▶ [TASK OBJECTIVE]
Read the lines below. Copy out any that hold the string "наименование".

Collected data:
◇ ◇ ◇ ◇ ◇
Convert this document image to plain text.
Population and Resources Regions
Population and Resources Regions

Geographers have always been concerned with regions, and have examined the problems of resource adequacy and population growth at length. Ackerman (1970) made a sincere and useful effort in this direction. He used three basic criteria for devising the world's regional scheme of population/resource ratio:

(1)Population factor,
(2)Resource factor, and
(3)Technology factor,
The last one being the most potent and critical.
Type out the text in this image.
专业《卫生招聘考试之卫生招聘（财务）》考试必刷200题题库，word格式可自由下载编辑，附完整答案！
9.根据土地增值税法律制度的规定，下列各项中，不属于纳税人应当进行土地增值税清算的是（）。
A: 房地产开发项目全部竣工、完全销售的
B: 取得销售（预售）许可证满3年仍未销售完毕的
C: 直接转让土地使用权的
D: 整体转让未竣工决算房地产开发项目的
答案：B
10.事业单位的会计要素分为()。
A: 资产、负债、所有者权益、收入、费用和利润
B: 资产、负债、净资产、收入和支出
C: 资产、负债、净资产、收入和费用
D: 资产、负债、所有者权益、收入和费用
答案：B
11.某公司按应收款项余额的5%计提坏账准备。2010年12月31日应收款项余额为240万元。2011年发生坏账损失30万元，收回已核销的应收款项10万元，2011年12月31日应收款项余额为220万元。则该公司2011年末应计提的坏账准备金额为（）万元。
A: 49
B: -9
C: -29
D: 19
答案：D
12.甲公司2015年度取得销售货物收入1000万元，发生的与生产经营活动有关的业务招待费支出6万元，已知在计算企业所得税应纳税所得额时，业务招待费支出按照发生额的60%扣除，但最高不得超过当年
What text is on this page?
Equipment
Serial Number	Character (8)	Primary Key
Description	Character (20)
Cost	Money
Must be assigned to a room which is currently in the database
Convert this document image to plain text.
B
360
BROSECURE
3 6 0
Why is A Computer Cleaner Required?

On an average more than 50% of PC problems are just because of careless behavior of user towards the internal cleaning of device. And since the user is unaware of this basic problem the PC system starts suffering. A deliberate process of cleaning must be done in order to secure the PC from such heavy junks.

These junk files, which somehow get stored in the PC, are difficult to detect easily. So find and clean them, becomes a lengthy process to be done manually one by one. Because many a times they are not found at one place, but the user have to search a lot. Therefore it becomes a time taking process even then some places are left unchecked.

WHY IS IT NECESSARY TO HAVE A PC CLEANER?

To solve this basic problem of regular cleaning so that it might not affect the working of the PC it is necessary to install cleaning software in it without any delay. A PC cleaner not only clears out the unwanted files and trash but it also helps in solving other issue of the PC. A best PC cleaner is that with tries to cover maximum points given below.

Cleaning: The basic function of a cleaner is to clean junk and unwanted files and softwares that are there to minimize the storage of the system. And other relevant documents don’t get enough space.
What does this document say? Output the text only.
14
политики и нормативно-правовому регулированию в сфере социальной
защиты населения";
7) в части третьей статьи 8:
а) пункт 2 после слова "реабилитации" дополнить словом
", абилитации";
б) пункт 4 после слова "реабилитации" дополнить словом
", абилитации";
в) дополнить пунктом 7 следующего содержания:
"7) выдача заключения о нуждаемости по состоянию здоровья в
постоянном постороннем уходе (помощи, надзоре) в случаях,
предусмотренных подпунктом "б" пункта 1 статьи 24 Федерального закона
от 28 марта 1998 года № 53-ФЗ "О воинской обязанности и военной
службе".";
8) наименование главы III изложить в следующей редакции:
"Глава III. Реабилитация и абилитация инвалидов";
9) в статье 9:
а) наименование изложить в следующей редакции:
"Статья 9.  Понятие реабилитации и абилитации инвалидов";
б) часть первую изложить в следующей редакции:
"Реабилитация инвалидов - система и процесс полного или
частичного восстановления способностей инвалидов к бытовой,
◇ ◇ ◇ ◇ ◇
▶ [THE OUTPUT]
8) наименование главы III изложить в следующей редакции:
а) наименование изложить в следующей редакции:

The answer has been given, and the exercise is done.